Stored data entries
━━━━
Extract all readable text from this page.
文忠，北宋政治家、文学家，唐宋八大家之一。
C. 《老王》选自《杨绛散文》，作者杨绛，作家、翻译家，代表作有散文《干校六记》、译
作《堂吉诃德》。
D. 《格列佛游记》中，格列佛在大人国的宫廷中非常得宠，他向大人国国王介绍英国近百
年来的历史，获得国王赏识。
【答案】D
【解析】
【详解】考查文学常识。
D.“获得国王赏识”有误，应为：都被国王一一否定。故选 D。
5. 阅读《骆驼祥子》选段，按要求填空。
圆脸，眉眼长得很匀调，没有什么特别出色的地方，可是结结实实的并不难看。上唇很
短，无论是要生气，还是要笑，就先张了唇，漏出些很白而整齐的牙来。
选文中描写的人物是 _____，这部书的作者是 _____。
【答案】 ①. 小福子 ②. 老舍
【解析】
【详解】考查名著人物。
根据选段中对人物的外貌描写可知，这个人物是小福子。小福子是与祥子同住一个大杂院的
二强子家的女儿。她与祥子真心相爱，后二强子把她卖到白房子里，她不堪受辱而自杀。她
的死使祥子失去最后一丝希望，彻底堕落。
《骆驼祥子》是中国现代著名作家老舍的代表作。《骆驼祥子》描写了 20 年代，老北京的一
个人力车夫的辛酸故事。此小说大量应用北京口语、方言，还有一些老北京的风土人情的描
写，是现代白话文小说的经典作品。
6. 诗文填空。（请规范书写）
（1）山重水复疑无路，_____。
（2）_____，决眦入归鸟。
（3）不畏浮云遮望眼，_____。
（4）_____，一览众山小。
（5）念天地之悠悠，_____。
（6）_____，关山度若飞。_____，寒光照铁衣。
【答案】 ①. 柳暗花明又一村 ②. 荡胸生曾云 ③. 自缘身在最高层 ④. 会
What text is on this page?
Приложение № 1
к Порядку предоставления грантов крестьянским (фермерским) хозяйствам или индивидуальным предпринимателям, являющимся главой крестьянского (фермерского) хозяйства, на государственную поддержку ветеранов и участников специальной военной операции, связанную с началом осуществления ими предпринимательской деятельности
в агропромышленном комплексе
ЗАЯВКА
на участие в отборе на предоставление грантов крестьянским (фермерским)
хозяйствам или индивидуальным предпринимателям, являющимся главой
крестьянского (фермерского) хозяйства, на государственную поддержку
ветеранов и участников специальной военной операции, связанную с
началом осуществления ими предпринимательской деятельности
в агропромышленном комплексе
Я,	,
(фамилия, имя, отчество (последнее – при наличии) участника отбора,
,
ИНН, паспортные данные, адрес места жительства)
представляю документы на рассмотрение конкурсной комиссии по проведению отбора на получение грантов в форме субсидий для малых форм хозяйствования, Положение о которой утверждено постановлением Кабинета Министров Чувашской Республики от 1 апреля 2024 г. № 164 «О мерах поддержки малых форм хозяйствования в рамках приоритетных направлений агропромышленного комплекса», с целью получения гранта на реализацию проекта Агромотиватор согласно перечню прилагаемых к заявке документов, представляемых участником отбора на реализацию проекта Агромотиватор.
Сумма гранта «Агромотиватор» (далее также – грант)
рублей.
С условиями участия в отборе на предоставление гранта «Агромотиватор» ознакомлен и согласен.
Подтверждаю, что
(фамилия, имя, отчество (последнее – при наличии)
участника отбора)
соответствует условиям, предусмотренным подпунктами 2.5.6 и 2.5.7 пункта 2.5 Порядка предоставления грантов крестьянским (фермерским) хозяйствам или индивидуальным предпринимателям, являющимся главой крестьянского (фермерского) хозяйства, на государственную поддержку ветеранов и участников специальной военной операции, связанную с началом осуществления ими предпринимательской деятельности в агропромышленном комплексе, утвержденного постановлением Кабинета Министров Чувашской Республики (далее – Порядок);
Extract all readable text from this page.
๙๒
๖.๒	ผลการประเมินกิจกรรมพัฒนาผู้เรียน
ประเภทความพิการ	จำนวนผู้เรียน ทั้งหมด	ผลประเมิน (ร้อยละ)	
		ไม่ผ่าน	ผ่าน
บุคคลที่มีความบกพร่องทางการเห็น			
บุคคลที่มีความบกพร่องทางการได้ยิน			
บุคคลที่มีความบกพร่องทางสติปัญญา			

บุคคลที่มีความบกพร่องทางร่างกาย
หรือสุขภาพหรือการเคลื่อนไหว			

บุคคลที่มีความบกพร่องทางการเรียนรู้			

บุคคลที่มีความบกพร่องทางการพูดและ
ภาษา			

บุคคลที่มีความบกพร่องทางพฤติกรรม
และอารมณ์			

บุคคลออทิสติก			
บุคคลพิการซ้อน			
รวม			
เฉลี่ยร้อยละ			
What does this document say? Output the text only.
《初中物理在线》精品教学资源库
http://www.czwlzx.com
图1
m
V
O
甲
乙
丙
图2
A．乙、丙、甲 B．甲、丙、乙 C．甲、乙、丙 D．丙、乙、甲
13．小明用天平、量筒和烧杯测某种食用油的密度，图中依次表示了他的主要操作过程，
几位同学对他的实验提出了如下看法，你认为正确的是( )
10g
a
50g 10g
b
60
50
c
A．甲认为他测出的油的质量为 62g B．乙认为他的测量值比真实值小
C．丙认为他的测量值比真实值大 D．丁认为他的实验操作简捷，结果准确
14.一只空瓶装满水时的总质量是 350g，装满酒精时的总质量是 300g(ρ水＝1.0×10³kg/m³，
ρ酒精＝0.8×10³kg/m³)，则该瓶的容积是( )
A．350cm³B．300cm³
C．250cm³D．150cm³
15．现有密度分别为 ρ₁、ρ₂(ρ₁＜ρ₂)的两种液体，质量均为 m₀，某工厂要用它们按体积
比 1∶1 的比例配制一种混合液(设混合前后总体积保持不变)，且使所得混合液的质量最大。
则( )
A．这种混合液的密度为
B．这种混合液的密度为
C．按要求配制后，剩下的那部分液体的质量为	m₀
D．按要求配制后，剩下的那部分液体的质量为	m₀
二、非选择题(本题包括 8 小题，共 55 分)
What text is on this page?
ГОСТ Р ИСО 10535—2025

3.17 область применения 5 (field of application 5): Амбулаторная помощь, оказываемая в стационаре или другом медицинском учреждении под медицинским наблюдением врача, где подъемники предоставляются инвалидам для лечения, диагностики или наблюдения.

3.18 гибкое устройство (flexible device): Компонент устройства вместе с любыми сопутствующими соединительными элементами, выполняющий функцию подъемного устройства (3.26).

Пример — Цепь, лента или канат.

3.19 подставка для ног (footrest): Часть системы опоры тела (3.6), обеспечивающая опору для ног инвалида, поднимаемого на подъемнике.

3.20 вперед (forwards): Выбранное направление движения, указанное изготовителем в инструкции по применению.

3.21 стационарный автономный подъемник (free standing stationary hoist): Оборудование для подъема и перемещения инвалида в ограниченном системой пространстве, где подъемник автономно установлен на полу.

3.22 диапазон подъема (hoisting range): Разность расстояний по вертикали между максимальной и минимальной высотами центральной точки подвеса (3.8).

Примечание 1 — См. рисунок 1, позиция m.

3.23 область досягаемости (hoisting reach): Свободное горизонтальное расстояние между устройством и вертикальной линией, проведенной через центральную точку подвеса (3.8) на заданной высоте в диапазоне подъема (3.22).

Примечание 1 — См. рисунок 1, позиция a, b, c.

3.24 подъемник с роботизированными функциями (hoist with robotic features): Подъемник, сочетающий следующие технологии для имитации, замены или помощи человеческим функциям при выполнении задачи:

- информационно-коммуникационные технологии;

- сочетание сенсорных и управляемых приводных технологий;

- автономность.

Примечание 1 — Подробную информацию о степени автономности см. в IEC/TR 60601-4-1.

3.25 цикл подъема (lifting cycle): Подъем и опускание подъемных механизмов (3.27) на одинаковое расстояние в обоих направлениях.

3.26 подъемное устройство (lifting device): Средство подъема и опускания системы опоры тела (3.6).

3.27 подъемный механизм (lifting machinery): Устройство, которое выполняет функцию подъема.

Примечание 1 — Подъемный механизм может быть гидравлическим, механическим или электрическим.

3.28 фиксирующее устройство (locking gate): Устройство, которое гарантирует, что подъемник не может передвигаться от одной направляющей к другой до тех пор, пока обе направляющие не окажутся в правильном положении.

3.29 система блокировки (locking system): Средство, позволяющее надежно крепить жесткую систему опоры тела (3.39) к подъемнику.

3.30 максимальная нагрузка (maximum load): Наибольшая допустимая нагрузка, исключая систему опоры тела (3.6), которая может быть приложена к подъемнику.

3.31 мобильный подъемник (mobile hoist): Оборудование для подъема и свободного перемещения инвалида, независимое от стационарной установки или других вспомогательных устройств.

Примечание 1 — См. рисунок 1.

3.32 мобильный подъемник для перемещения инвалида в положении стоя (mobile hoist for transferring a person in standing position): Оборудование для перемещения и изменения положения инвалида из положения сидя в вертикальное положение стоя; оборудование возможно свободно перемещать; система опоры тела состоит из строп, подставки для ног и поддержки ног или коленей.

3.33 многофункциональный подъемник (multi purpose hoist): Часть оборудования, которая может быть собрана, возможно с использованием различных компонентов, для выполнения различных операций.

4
━━━━
- [AIM] List the lines of the material in which the word "device" occurs.

- [REPLY TO THE EXERCISE]
3.18 гибкое устройство (flexible device): Компонент устройства вместе с любыми сопутствующими соединительными элементами, выполняющий функцию подъемного устройства (3.26).
3.26 подъемное устройство (lifting device): Средство подъема и опускания системы опоры тела (3.6).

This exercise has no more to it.